> [PROMPT]
Pull out every line below that contains the string "Thank", matching case exactly.

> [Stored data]
· · · ·

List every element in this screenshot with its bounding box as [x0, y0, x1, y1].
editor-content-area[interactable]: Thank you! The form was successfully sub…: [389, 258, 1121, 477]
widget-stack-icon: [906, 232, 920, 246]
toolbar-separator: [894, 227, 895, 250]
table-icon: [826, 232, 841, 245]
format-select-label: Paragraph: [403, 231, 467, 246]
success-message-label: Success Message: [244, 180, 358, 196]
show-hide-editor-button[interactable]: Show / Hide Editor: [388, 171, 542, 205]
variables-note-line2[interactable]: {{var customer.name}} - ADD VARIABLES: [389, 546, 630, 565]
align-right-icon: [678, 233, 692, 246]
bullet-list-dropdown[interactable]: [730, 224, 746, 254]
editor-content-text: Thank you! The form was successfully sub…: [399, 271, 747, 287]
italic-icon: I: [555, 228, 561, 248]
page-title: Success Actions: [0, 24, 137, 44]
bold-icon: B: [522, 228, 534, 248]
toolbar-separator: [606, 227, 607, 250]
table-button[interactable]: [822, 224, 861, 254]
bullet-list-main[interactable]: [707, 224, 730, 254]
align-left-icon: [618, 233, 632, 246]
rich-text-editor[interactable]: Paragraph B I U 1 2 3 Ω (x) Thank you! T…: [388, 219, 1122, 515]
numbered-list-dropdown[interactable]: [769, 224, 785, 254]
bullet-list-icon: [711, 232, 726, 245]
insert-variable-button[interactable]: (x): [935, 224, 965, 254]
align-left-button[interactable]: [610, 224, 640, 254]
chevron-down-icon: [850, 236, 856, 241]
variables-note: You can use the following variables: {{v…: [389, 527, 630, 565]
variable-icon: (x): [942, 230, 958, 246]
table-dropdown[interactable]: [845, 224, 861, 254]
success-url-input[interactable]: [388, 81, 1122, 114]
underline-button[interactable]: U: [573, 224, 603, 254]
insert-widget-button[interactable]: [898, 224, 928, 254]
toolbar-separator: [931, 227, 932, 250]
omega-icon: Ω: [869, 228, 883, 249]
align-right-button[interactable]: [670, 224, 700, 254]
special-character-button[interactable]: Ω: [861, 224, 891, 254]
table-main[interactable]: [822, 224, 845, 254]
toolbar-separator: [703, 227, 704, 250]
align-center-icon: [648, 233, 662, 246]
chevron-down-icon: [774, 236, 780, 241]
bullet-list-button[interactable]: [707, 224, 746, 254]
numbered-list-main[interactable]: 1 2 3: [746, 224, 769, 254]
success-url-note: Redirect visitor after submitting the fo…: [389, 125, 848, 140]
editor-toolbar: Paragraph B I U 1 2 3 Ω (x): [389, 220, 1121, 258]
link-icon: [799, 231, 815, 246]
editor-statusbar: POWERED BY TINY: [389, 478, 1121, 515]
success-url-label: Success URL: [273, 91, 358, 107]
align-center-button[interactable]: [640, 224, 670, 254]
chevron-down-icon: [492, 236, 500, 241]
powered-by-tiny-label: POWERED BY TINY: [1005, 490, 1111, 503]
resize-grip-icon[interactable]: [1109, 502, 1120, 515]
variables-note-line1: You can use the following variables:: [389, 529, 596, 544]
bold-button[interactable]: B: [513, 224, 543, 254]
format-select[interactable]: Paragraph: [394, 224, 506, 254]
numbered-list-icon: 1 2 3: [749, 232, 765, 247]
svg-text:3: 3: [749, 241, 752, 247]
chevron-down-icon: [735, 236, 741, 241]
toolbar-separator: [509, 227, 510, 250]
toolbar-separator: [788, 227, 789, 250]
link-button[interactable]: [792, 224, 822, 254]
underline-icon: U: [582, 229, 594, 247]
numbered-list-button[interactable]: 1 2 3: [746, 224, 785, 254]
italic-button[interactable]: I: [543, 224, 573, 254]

· · · ·

> [FINISHED EXERCISE]
editor-content-area[interactable]: Thank you! The form was successfully sub…: [389, 258, 1121, 477]
editor-content-text: Thank you! The form was successfully sub…: [399, 271, 747, 287]
rich-text-editor[interactable]: Paragraph B I U 1 2 3 Ω (x) Thank you! T…: [388, 219, 1122, 515]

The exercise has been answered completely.